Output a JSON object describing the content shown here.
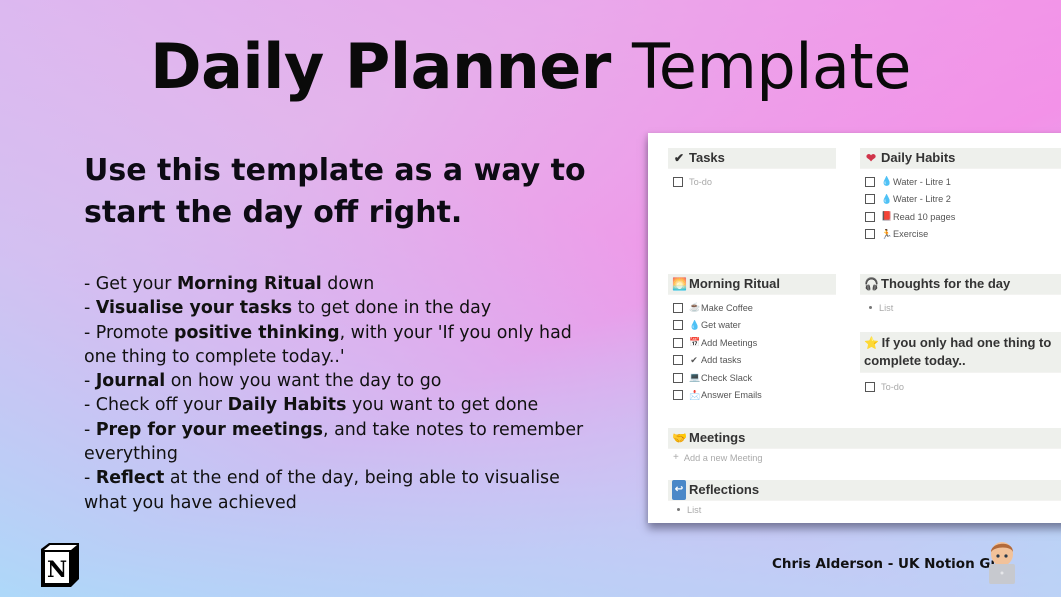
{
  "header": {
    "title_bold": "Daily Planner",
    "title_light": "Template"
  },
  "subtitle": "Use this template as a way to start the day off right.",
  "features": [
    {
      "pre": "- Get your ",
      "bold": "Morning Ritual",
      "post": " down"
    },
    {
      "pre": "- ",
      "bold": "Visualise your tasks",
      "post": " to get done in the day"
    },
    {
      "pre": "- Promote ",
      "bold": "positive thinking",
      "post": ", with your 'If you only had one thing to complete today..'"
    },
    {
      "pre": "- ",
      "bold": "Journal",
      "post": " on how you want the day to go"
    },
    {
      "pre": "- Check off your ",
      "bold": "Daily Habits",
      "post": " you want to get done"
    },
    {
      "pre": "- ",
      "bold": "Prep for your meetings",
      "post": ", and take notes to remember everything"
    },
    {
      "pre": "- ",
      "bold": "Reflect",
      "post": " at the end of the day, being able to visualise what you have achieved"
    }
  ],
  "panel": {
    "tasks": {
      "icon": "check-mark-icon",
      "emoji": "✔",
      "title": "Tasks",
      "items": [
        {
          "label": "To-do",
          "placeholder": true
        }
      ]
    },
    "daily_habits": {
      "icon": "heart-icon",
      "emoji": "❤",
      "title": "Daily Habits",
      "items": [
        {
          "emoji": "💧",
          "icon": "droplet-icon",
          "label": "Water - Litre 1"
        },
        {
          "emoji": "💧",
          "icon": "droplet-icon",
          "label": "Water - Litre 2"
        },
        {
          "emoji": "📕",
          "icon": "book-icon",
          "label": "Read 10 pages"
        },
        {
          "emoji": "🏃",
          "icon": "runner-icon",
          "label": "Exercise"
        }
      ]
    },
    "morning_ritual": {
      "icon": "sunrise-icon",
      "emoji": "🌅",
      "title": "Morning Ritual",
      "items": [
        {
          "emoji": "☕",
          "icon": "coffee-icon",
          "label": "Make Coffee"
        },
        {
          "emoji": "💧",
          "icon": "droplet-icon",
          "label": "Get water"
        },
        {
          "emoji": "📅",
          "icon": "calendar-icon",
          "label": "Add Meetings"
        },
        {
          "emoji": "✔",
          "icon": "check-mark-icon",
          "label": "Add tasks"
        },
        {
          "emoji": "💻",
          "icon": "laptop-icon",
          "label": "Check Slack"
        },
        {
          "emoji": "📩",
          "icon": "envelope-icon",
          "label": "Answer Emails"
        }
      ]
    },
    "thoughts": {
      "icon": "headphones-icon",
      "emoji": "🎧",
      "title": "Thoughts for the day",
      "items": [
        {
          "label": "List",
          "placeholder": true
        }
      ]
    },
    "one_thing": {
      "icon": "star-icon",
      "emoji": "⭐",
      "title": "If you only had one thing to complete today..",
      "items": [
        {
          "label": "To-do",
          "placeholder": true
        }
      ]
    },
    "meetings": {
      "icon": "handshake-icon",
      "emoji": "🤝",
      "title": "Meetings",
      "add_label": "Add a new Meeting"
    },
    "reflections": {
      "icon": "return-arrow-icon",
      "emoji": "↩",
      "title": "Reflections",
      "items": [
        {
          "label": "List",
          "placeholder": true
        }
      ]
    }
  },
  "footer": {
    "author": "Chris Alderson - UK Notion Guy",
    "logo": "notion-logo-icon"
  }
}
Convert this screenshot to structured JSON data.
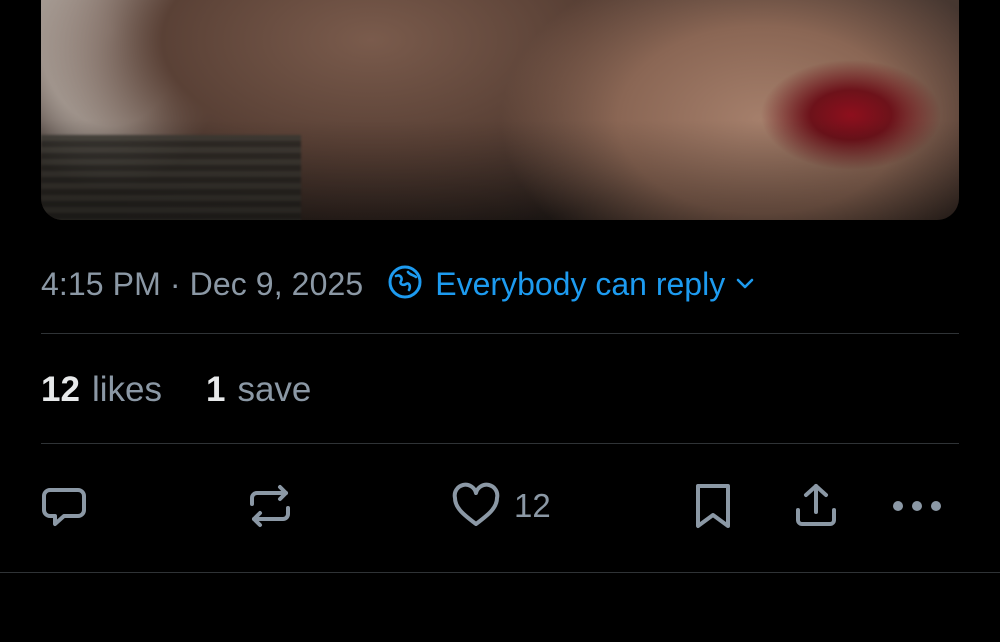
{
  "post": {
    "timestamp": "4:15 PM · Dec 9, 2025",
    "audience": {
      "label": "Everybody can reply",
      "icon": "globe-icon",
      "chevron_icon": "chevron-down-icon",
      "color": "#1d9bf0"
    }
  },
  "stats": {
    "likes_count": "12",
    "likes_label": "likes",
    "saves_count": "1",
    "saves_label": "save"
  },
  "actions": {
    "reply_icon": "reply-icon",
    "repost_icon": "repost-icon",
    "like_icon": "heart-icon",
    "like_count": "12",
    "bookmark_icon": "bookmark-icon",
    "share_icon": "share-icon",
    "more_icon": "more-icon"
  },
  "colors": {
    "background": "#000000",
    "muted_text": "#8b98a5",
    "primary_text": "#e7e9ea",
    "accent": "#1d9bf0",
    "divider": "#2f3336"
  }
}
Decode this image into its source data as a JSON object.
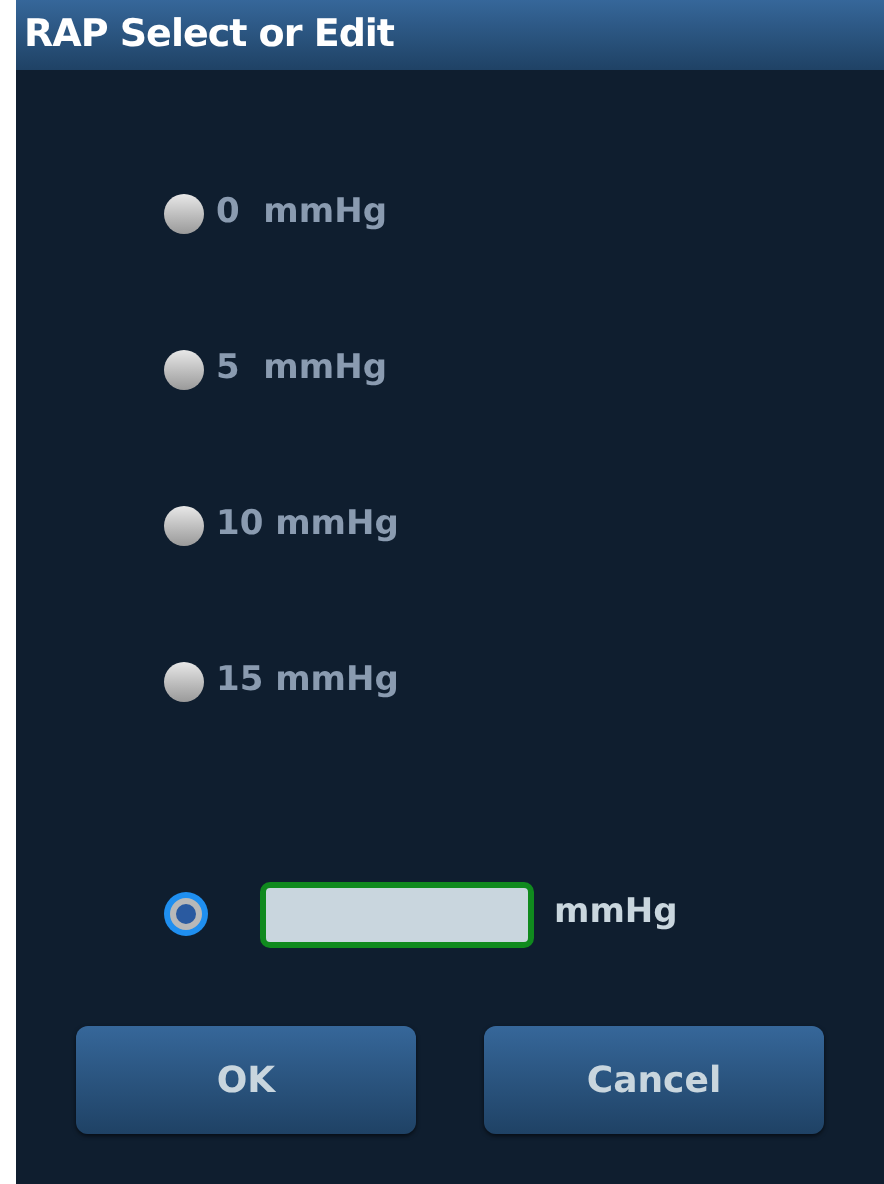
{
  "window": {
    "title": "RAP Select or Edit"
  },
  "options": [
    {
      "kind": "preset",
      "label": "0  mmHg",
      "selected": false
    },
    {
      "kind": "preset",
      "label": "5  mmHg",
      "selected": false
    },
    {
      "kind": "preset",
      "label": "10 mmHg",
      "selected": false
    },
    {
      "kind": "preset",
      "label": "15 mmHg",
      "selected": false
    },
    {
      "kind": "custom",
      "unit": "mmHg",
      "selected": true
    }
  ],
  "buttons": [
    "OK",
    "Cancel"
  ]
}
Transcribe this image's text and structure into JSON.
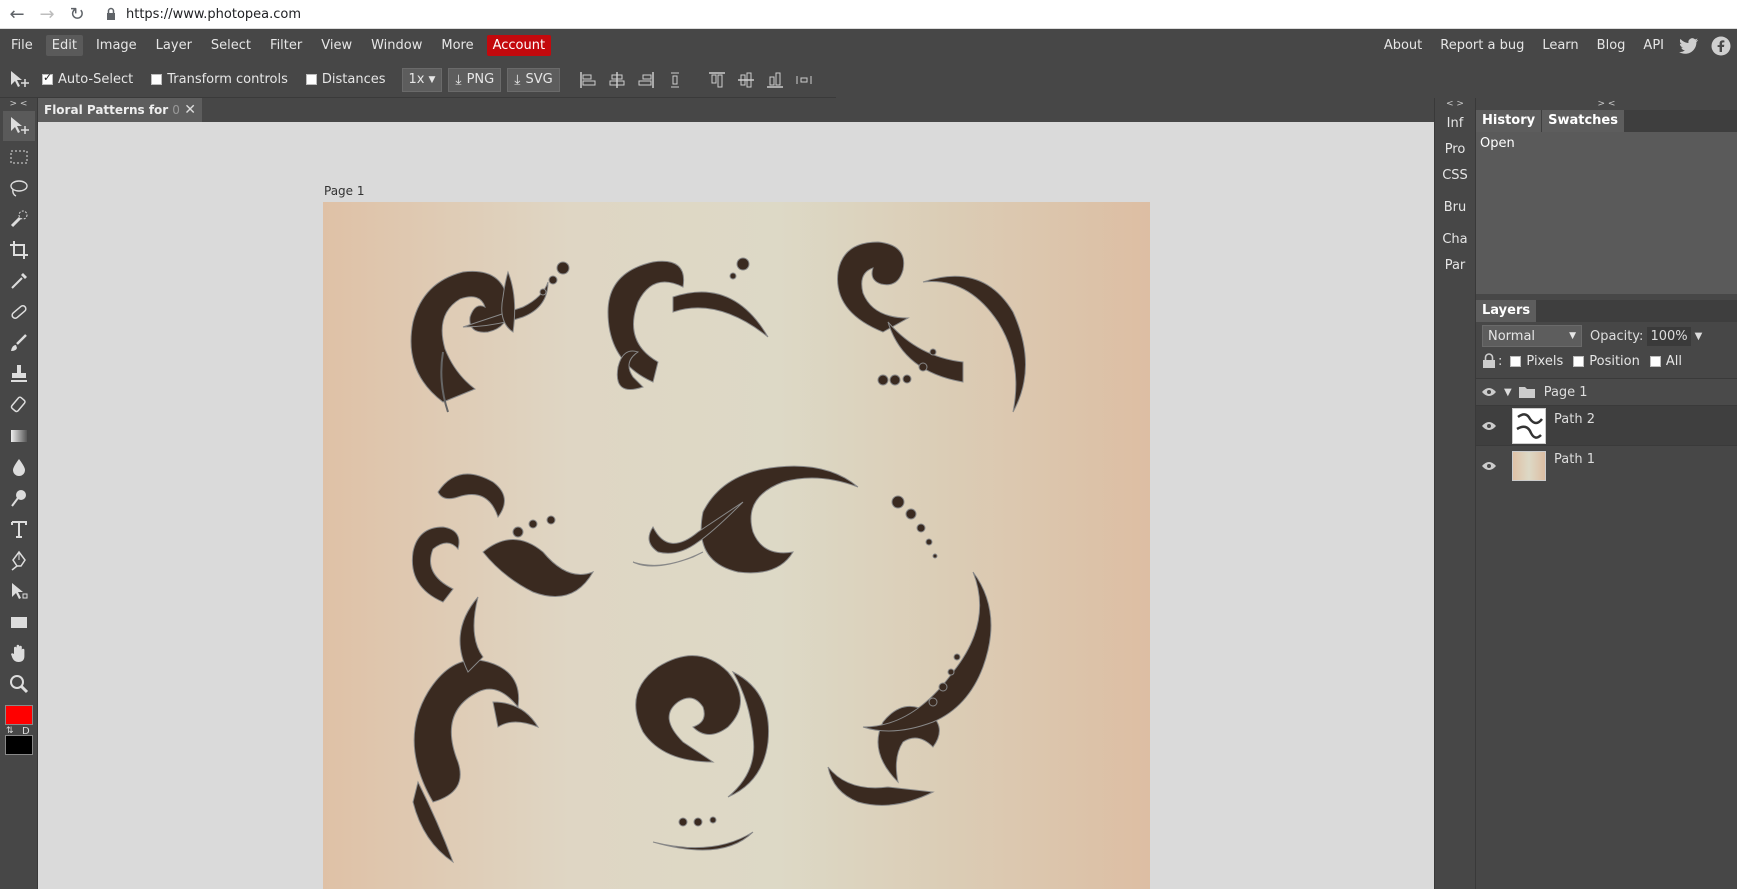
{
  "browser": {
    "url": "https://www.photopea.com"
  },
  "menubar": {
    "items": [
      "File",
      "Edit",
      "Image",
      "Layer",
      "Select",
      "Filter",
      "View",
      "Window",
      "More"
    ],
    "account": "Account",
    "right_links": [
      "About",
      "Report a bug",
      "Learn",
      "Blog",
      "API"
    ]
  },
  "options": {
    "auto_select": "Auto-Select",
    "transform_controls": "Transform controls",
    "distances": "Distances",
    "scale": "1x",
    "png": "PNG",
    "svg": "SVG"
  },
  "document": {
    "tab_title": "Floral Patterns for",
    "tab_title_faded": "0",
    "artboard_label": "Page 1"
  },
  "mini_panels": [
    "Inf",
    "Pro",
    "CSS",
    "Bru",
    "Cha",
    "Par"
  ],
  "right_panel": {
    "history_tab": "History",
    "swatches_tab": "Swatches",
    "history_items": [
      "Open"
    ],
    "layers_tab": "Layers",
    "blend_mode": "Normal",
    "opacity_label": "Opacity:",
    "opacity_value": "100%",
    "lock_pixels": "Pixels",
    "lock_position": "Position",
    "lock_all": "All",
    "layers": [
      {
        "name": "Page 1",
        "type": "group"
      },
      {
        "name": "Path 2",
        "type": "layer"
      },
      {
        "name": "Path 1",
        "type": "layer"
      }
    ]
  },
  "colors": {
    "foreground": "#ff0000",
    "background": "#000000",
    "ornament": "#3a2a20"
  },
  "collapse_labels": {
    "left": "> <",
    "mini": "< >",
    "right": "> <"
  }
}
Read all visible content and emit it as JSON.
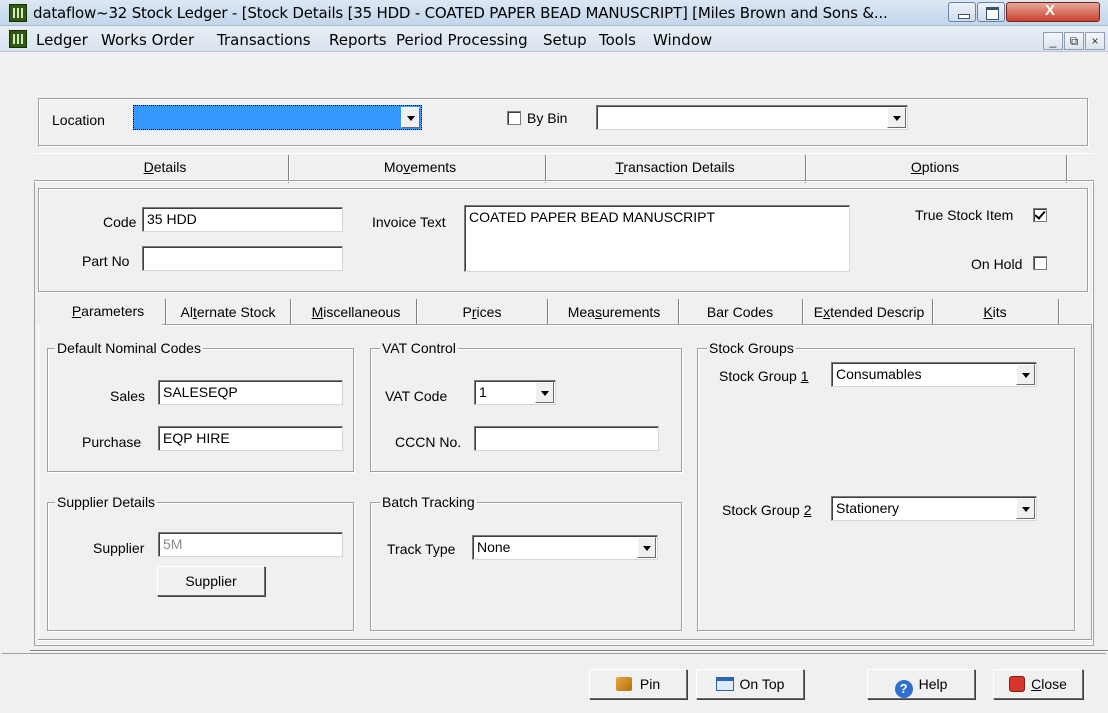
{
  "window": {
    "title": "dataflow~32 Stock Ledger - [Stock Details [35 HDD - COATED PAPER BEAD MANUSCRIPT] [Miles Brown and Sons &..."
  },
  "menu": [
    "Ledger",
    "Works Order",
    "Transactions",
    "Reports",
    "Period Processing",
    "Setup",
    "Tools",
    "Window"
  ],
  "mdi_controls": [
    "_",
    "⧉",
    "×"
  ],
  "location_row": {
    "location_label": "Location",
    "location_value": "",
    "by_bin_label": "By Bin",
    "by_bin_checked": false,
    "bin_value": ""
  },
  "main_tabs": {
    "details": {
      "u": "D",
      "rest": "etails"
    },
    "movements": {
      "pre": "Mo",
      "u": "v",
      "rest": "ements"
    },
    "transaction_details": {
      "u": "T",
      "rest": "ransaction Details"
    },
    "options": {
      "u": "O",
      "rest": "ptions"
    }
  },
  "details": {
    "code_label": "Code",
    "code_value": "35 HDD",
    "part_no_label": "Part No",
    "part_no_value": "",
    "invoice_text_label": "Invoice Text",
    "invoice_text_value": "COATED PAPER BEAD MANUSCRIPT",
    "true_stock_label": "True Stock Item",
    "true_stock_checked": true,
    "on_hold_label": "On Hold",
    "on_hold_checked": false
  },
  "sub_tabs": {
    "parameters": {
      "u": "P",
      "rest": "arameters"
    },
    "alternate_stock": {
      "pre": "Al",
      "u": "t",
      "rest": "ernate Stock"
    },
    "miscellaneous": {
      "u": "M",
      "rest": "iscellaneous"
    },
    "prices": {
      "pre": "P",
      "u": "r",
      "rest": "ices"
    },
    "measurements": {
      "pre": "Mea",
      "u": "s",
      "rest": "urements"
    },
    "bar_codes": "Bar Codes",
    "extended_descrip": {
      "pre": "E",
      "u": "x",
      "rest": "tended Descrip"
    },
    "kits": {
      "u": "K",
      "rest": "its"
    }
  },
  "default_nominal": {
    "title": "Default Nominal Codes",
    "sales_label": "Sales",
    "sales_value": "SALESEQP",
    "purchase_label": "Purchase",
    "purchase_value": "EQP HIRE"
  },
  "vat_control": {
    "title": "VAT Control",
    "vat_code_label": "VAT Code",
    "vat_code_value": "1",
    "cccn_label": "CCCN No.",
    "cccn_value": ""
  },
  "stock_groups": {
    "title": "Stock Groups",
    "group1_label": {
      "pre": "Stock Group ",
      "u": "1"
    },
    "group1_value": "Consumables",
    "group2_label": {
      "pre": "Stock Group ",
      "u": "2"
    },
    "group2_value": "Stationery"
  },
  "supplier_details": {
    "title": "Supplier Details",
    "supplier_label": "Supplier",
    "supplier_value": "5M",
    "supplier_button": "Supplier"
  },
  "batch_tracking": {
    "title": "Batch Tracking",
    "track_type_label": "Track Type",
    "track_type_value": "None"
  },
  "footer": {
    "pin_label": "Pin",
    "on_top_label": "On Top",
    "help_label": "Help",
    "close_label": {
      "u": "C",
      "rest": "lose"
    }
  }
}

____________________

Given problem. Go through the material line by line. Show each line that contains the string "reply".

Final answer.
      "label": "Everybody can reply",
    "reply_icon": "reply-icon",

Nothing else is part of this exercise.